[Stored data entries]
+-------+

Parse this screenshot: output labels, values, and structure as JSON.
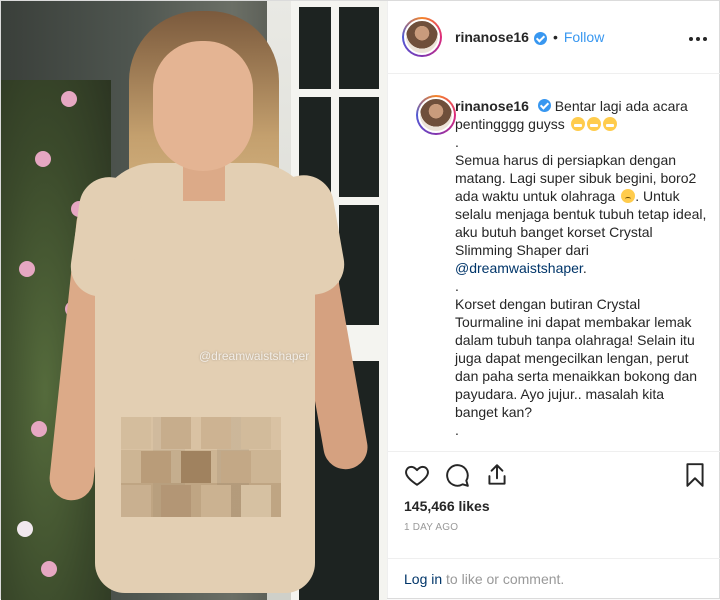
{
  "photo": {
    "watermark": "@dreamwaistshaper"
  },
  "header": {
    "username": "rinanose16",
    "separator": "•",
    "follow_label": "Follow",
    "more_icon": "more-horizontal-icon",
    "more_label": "• • •"
  },
  "caption": {
    "username": "rinanose16",
    "line1": "Bentar lagi ada acara pentingggg guyss",
    "dot1": ".",
    "para1a": "Semua harus di persiapkan dengan matang. Lagi super sibuk begini, boro2 ada waktu untuk olahraga",
    "para1b": ". Untuk selalu menjaga bentuk tubuh tetap ideal, aku butuh banget korset Crystal Slimming Shaper dari",
    "mention": "@dreamwaistshaper",
    "para1c": ".",
    "dot2": ".",
    "para2": "Korset dengan butiran Crystal Tourmaline ini dapat membakar lemak dalam tubuh tanpa olahraga! Selain itu juga dapat mengecilkan lengan, perut dan paha serta menaikkan bokong dan payudara. Ayo jujur.. masalah kita banget kan?",
    "dot3": "."
  },
  "actions": {
    "like_icon": "heart-icon",
    "comment_icon": "comment-icon",
    "share_icon": "share-icon",
    "save_icon": "bookmark-icon"
  },
  "likes": "145,466 likes",
  "time_ago": "1 DAY AGO",
  "login": {
    "link": "Log in",
    "rest": "to like or comment."
  },
  "colors": {
    "accent_blue": "#3897f0",
    "text": "#262626",
    "muted": "#999999",
    "link_dark": "#003569",
    "border": "#efefef"
  }
}
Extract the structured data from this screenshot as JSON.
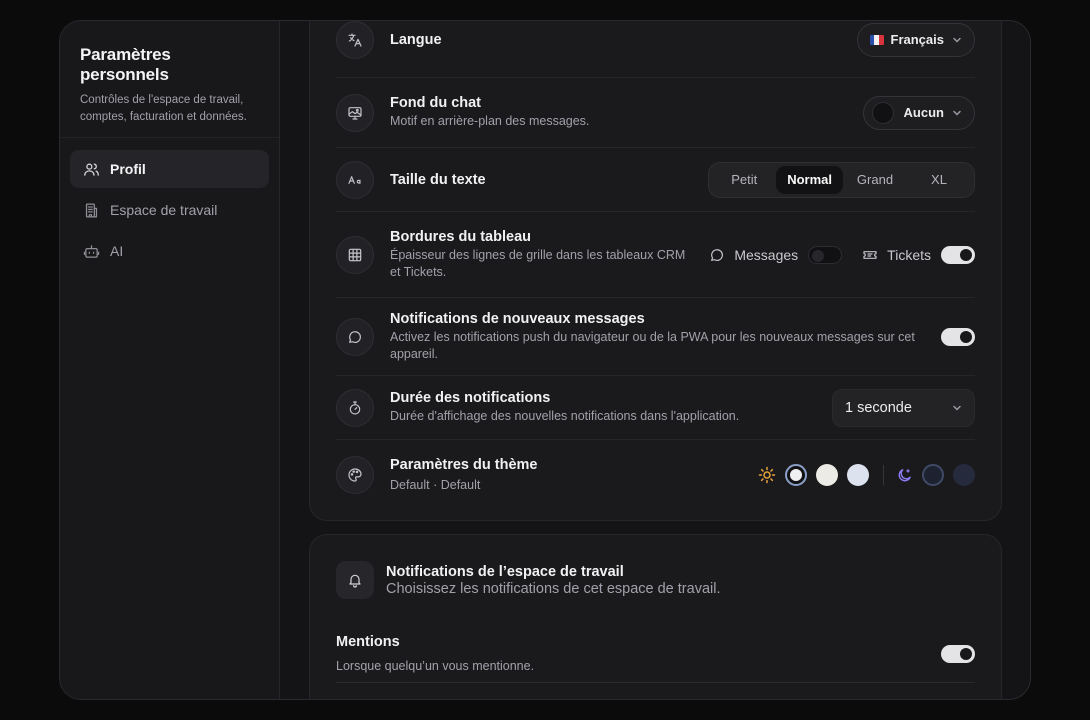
{
  "sidebar": {
    "title": "Paramètres personnels",
    "subtitle": "Contrôles de l'espace de travail, comptes, facturation et données.",
    "items": [
      {
        "label": "Profil",
        "icon": "users-icon",
        "active": true
      },
      {
        "label": "Espace de travail",
        "icon": "building-icon",
        "active": false
      },
      {
        "label": "AI",
        "icon": "bot-icon",
        "active": false
      }
    ]
  },
  "settings": {
    "language": {
      "title": "Langue",
      "value": "Français",
      "icon": "translate-icon"
    },
    "chat_background": {
      "title": "Fond du chat",
      "desc": "Motif en arrière-plan des messages.",
      "value": "Aucun",
      "icon": "image-icon"
    },
    "text_size": {
      "title": "Taille du texte",
      "options": [
        "Petit",
        "Normal",
        "Grand",
        "XL"
      ],
      "selected": "Normal",
      "icon": "text-size-icon"
    },
    "table_borders": {
      "title": "Bordures du tableau",
      "desc": "Épaisseur des lignes de grille dans les tableaux CRM et Tickets.",
      "messages_label": "Messages",
      "messages_on": false,
      "tickets_label": "Tickets",
      "tickets_on": true,
      "icon": "table-icon"
    },
    "new_message_notifications": {
      "title": "Notifications de nouveaux messages",
      "desc": "Activez les notifications push du navigateur ou de la PWA pour les nouveaux messages sur cet appareil.",
      "on": true,
      "icon": "chat-bubble-icon"
    },
    "notification_duration": {
      "title": "Durée des notifications",
      "desc": "Durée d'affichage des nouvelles notifications dans l'application.",
      "value": "1 seconde",
      "icon": "stopwatch-icon"
    },
    "theme": {
      "title": "Paramètres du thème",
      "desc": "Default · Default",
      "icon": "palette-icon",
      "light_swatches": [
        "#f0f0f2",
        "#ecebe6",
        "#dde3ee"
      ],
      "dark_swatches": [
        "#1d2130",
        "#252a3d"
      ]
    }
  },
  "workspace_notifications": {
    "title": "Notifications de l’espace de travail",
    "subtitle": "Choisissez les notifications de cet espace de travail.",
    "mentions": {
      "title": "Mentions",
      "desc": "Lorsque quelqu’un vous mentionne.",
      "on": true
    }
  },
  "colors": {
    "accent_sun": "#e8a23a",
    "accent_moon": "#8a7cf0"
  }
}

+-------+

■ Stated task
Retype the listing exactly. Pictures do not belong in the copy.

■ Complete response
Parse this screenshot: output labels, values, and structure as JSON.
{
  "photo": {
    "watermark": "@dreamwaistshaper"
  },
  "header": {
    "username": "rinanose16",
    "separator": "•",
    "follow_label": "Follow",
    "more_icon": "more-horizontal-icon",
    "more_label": "• • •"
  },
  "caption": {
    "username": "rinanose16",
    "line1": "Bentar lagi ada acara pentingggg guyss",
    "dot1": ".",
    "para1a": "Semua harus di persiapkan dengan matang. Lagi super sibuk begini, boro2 ada waktu untuk olahraga",
    "para1b": ". Untuk selalu menjaga bentuk tubuh tetap ideal, aku butuh banget korset Crystal Slimming Shaper dari",
    "mention": "@dreamwaistshaper",
    "para1c": ".",
    "dot2": ".",
    "para2": "Korset dengan butiran Crystal Tourmaline ini dapat membakar lemak dalam tubuh tanpa olahraga! Selain itu juga dapat mengecilkan lengan, perut dan paha serta menaikkan bokong dan payudara. Ayo jujur.. masalah kita banget kan?",
    "dot3": "."
  },
  "actions": {
    "like_icon": "heart-icon",
    "comment_icon": "comment-icon",
    "share_icon": "share-icon",
    "save_icon": "bookmark-icon"
  },
  "likes": "145,466 likes",
  "time_ago": "1 DAY AGO",
  "login": {
    "link": "Log in",
    "rest": "to like or comment."
  },
  "colors": {
    "accent_blue": "#3897f0",
    "text": "#262626",
    "muted": "#999999",
    "link_dark": "#003569",
    "border": "#efefef"
  }
}
Extract the structured data from this screenshot as JSON.
{
  "sidebar": {
    "title": "Paramètres personnels",
    "subtitle": "Contrôles de l'espace de travail, comptes, facturation et données.",
    "items": [
      {
        "label": "Profil",
        "icon": "users-icon",
        "active": true
      },
      {
        "label": "Espace de travail",
        "icon": "building-icon",
        "active": false
      },
      {
        "label": "AI",
        "icon": "bot-icon",
        "active": false
      }
    ]
  },
  "settings": {
    "language": {
      "title": "Langue",
      "value": "Français",
      "icon": "translate-icon"
    },
    "chat_background": {
      "title": "Fond du chat",
      "desc": "Motif en arrière-plan des messages.",
      "value": "Aucun",
      "icon": "image-icon"
    },
    "text_size": {
      "title": "Taille du texte",
      "options": [
        "Petit",
        "Normal",
        "Grand",
        "XL"
      ],
      "selected": "Normal",
      "icon": "text-size-icon"
    },
    "table_borders": {
      "title": "Bordures du tableau",
      "desc": "Épaisseur des lignes de grille dans les tableaux CRM et Tickets.",
      "messages_label": "Messages",
      "messages_on": false,
      "tickets_label": "Tickets",
      "tickets_on": true,
      "icon": "table-icon"
    },
    "new_message_notifications": {
      "title": "Notifications de nouveaux messages",
      "desc": "Activez les notifications push du navigateur ou de la PWA pour les nouveaux messages sur cet appareil.",
      "on": true,
      "icon": "chat-bubble-icon"
    },
    "notification_duration": {
      "title": "Durée des notifications",
      "desc": "Durée d'affichage des nouvelles notifications dans l'application.",
      "value": "1 seconde",
      "icon": "stopwatch-icon"
    },
    "theme": {
      "title": "Paramètres du thème",
      "desc": "Default · Default",
      "icon": "palette-icon",
      "light_swatches": [
        "#f0f0f2",
        "#ecebe6",
        "#dde3ee"
      ],
      "dark_swatches": [
        "#1d2130",
        "#252a3d"
      ]
    }
  },
  "workspace_notifications": {
    "title": "Notifications de l’espace de travail",
    "subtitle": "Choisissez les notifications de cet espace de travail.",
    "mentions": {
      "title": "Mentions",
      "desc": "Lorsque quelqu’un vous mentionne.",
      "on": true
    }
  },
  "colors": {
    "accent_sun": "#e8a23a",
    "accent_moon": "#8a7cf0"
  }
}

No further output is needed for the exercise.